* [EXERCISE DIRECTIONS]:
Copy whichever lines contain the string "Japan".

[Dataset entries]
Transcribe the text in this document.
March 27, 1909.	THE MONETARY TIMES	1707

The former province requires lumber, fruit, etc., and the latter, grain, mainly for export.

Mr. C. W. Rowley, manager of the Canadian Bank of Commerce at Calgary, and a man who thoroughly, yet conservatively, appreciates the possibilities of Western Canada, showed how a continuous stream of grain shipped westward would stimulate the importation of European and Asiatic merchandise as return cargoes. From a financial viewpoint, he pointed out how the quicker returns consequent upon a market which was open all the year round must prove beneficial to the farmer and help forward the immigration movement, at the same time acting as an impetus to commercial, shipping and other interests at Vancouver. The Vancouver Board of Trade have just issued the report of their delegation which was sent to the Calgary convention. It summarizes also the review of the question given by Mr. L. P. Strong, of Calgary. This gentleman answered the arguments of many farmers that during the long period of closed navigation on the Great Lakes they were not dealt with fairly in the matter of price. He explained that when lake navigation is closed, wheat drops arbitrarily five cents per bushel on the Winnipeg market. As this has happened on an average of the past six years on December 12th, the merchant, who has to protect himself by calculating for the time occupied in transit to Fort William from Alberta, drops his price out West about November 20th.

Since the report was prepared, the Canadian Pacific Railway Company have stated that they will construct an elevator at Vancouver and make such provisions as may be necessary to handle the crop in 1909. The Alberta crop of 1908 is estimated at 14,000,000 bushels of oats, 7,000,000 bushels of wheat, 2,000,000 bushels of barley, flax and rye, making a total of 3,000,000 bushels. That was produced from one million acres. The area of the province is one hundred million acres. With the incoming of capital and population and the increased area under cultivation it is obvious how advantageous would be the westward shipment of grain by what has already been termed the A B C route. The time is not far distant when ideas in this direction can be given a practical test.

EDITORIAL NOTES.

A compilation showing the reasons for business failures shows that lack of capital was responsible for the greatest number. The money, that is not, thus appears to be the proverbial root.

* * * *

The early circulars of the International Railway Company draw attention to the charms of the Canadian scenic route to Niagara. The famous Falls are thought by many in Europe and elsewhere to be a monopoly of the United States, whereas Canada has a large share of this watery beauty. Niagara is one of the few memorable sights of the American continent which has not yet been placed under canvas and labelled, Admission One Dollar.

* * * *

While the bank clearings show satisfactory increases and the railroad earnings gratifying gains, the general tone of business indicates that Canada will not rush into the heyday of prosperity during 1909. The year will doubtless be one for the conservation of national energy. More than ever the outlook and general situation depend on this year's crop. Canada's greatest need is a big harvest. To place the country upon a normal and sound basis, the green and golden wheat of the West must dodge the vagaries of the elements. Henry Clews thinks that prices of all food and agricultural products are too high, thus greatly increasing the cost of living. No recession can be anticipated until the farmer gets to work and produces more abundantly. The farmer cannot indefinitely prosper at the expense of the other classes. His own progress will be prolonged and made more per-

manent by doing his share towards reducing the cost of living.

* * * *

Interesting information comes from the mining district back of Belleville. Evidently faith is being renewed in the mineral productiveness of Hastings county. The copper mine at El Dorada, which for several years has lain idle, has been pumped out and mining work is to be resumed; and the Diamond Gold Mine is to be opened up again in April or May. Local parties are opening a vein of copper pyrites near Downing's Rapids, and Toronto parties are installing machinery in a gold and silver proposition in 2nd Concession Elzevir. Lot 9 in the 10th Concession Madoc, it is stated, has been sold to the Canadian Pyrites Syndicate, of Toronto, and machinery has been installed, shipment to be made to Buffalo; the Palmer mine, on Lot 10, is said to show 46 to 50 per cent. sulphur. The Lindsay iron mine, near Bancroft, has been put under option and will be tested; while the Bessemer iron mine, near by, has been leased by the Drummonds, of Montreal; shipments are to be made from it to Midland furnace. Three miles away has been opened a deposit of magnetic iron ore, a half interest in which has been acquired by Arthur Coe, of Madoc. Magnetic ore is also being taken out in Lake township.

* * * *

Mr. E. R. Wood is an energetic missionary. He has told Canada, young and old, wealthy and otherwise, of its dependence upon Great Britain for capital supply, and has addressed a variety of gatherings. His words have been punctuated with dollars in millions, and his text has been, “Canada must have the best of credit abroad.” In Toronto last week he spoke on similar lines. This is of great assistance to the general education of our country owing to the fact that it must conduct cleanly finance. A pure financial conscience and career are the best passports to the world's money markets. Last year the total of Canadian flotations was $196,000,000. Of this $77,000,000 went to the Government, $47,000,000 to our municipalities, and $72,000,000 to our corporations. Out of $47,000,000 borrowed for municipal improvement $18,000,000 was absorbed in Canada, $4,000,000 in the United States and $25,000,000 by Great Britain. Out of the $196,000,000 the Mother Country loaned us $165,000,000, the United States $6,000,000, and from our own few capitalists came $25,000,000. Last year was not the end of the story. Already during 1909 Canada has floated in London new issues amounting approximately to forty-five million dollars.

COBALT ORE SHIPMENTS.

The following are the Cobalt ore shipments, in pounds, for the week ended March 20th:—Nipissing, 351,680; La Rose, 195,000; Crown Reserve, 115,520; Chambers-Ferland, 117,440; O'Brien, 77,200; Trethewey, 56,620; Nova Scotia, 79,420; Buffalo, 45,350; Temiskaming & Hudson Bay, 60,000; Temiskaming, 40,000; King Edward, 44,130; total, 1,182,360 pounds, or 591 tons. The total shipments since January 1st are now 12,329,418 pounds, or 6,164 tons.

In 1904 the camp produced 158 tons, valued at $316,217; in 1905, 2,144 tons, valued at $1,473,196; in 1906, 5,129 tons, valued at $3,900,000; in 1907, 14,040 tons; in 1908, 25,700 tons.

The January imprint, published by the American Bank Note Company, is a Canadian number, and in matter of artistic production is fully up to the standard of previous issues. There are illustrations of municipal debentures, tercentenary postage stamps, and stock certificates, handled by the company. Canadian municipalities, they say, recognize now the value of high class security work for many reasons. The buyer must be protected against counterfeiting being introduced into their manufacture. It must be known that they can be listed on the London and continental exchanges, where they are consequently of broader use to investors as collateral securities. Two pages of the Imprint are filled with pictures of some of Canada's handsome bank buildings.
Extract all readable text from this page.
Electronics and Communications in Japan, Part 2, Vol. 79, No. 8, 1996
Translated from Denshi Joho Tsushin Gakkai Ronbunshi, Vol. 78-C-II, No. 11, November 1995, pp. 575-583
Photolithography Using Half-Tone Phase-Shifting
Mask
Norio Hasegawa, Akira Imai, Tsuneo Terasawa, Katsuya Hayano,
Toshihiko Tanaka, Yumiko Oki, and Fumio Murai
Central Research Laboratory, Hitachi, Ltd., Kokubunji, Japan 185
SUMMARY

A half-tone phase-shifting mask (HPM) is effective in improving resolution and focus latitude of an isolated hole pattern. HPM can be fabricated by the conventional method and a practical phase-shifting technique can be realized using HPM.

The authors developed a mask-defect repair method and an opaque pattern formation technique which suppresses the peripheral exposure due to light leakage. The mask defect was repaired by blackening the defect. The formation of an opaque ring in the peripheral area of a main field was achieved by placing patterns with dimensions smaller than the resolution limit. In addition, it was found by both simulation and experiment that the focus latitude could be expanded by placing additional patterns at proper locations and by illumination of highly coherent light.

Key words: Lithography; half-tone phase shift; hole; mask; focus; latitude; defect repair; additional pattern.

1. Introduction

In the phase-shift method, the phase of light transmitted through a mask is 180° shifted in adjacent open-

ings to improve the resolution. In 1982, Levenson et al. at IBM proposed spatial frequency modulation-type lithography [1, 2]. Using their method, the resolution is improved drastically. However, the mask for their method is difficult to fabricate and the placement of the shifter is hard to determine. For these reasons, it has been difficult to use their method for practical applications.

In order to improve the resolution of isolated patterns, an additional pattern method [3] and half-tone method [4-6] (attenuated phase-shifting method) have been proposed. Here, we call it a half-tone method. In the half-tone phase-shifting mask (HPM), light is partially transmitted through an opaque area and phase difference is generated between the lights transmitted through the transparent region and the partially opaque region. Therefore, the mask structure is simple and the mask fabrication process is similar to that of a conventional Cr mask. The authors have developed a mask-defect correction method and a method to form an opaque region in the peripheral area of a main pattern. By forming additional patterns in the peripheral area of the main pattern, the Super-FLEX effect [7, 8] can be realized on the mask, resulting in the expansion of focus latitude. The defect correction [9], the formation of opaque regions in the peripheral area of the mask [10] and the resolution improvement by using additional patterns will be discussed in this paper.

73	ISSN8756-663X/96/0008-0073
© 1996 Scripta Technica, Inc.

* [ANSWER IN FULL]:
Electronics and Communications in Japan, Part 2, Vol. 79, No. 8, 1996
Central Research Laboratory, Hitachi, Ltd., Kokubunji, Japan 185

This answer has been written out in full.